> GIVEN EXERCISE
Give back every line exactly as it appears, pictures excluded.

* * * *

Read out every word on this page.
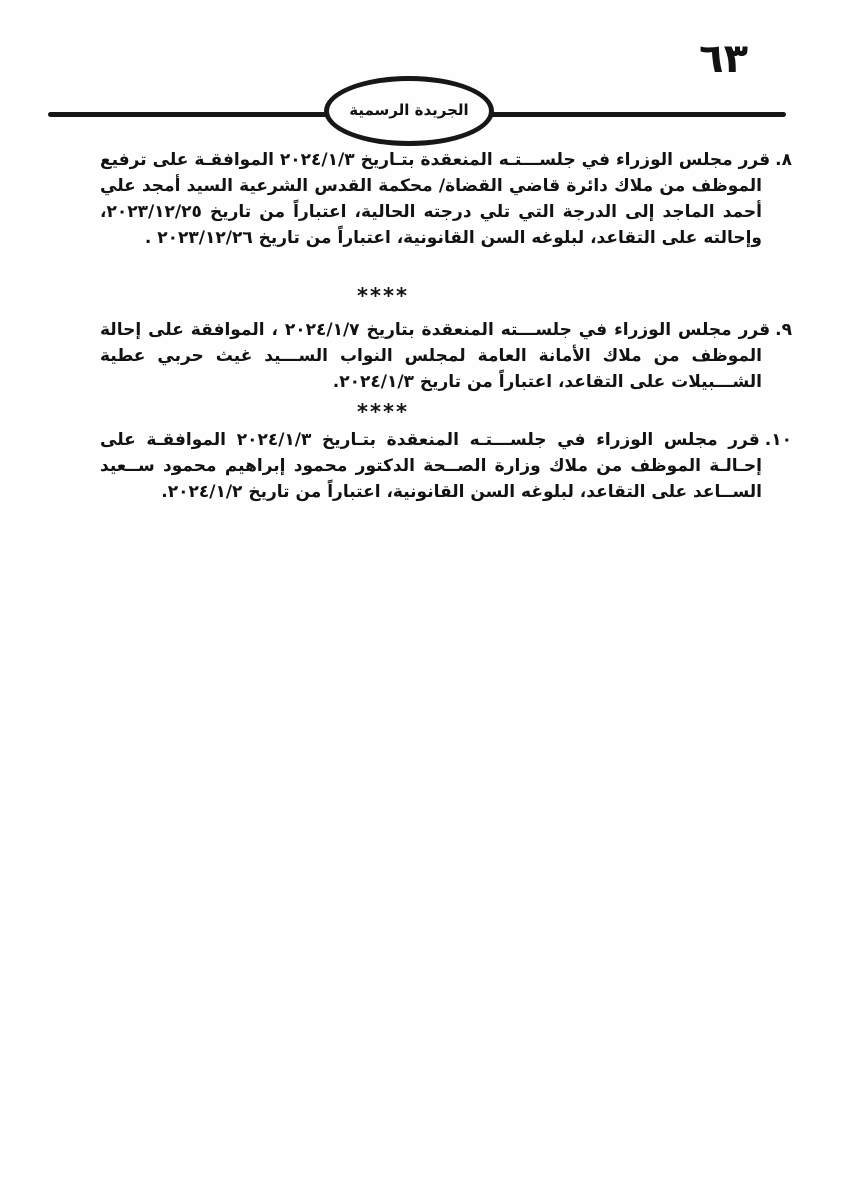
٦٣
الجريدة الرسمية

٨.قرر مجلس الوزراء في جلســـتـه المنعقدة بتـاريخ ٢٠٢٤/١/٣ الموافقـة على ترفيع الموظف من ملاك دائرة قاضي القضاة/ محكمة القدس الشرعية السيد أمجد علي أحمد الماجد إلى الدرجة التي تلي درجته الحالية، اعتباراً من تاريخ ٢٠٢٣/١٢/٢٥، وإحالته على التقاعد، لبلوغه السن القانونية، اعتباراً من تاريخ ٢٠٢٣/١٢/٢٦ .

****

٩.قرر مجلس الوزراء في جلســـته المنعقدة بتاريخ ٢٠٢٤/١/٧ ، الموافقة على إحالة الموظف من ملاك الأمانة العامة لمجلس النواب الســـيد غيث حربي عطية الشـــبيلات على التقاعد، اعتباراً من تاريخ ٢٠٢٤/١/٣.

****

١٠.قرر مجلس الوزراء في جلســـتـه المنعقدة بتـاريخ ٢٠٢٤/١/٣ الموافقـة على إحـالـة الموظف من ملاك وزارة الصــحة الدكتور محمود إبراهيم محمود ســعيد الســاعد على التقاعد، لبلوغه السن القانونية، اعتباراً من تاريخ ٢٠٢٤/١/٢.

* * * *

> RESPONSE TO THE TASK
Read out every word on this page.
٦٣
الجريدة الرسمية

٨.قرر مجلس الوزراء في جلســـتـه المنعقدة بتـاريخ ٢٠٢٤/١/٣ الموافقـة على ترفيع الموظف من ملاك دائرة قاضي القضاة/ محكمة القدس الشرعية السيد أمجد علي أحمد الماجد إلى الدرجة التي تلي درجته الحالية، اعتباراً من تاريخ ٢٠٢٣/١٢/٢٥، وإحالته على التقاعد، لبلوغه السن القانونية، اعتباراً من تاريخ ٢٠٢٣/١٢/٢٦ .

****

٩.قرر مجلس الوزراء في جلســـته المنعقدة بتاريخ ٢٠٢٤/١/٧ ، الموافقة على إحالة الموظف من ملاك الأمانة العامة لمجلس النواب الســـيد غيث حربي عطية الشـــبيلات على التقاعد، اعتباراً من تاريخ ٢٠٢٤/١/٣.

****

١٠.قرر مجلس الوزراء في جلســـتـه المنعقدة بتـاريخ ٢٠٢٤/١/٣ الموافقـة على إحـالـة الموظف من ملاك وزارة الصــحة الدكتور محمود إبراهيم محمود ســعيد الســاعد على التقاعد، لبلوغه السن القانونية، اعتباراً من تاريخ ٢٠٢٤/١/٢.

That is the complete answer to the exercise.